▶ _Your goal_
Show each line from the listing that includes the word "zpac".
====== Data for this exercise ======
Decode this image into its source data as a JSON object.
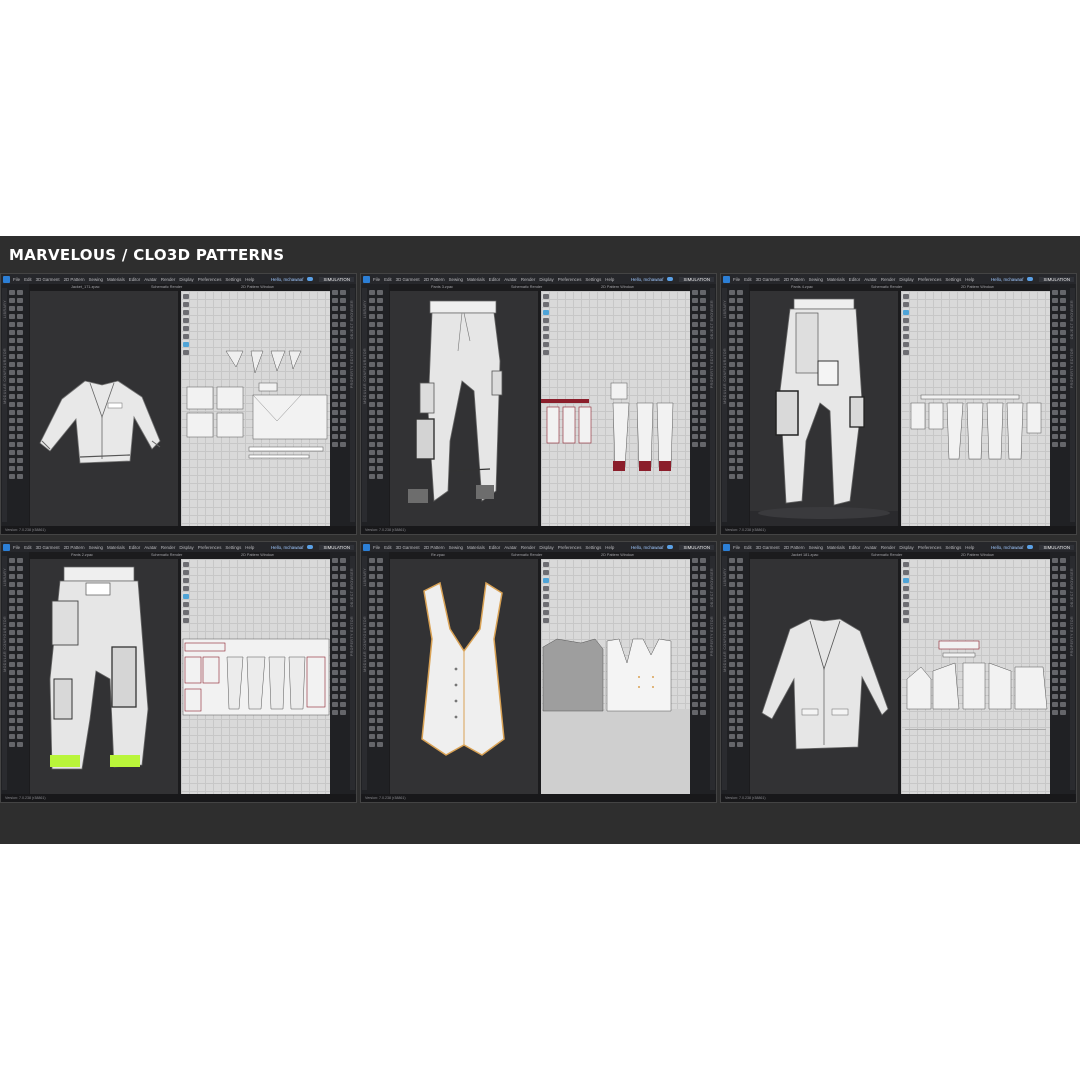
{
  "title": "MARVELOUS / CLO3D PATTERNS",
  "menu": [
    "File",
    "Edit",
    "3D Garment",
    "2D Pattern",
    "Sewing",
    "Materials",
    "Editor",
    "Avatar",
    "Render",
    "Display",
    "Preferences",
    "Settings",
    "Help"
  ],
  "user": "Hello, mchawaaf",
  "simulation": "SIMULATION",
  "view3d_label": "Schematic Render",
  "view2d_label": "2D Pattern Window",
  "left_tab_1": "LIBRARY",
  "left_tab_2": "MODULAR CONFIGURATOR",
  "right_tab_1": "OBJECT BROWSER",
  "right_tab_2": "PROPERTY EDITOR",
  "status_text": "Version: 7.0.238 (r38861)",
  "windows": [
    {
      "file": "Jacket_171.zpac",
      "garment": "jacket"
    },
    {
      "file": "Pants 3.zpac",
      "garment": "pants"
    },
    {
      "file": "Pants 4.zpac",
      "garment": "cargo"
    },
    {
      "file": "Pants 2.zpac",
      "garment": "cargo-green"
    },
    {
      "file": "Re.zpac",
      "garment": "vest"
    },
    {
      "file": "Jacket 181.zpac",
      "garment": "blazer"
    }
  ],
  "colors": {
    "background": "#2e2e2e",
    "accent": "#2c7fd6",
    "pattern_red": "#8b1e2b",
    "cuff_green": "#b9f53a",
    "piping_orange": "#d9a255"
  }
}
======
====== Data for this exercise ======
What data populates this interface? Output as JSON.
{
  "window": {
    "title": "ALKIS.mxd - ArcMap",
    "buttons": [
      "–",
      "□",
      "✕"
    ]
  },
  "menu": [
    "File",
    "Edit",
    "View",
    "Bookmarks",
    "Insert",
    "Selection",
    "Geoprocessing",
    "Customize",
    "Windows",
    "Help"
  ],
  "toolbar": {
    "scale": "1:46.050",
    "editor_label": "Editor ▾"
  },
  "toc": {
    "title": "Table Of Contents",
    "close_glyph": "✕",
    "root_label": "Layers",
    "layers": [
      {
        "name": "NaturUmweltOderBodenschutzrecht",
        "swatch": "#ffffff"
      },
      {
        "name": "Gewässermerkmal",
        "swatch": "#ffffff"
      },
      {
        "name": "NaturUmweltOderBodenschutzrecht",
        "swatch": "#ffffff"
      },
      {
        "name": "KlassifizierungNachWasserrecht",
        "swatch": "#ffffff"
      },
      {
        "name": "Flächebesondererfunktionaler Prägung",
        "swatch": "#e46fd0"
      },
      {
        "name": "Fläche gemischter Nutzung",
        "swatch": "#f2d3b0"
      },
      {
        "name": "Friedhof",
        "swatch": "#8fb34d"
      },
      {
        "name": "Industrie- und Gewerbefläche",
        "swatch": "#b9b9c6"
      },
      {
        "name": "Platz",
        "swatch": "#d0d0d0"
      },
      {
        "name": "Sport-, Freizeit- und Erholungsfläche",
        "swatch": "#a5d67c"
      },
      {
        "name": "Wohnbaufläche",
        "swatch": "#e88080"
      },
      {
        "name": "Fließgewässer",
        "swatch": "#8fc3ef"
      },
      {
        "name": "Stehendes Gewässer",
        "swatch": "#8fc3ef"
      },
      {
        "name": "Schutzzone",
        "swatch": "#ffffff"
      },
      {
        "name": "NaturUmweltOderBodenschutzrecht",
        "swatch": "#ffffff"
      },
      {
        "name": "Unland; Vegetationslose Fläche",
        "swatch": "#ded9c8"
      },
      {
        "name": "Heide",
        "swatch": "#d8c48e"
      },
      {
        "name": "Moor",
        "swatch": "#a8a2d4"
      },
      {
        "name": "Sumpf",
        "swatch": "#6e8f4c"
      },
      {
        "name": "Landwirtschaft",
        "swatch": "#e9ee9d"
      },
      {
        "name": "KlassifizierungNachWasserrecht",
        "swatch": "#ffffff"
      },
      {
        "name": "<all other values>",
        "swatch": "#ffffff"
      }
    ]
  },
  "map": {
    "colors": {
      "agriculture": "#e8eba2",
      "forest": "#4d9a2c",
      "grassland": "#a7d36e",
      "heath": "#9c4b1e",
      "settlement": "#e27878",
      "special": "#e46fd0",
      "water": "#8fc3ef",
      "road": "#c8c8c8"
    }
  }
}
======
▶ _Expected answer_
      "file": "Jacket_171.zpac",
      "file": "Pants 3.zpac",
      "file": "Pants 4.zpac",
      "file": "Pants 2.zpac",
      "file": "Re.zpac",
      "file": "Jacket 181.zpac",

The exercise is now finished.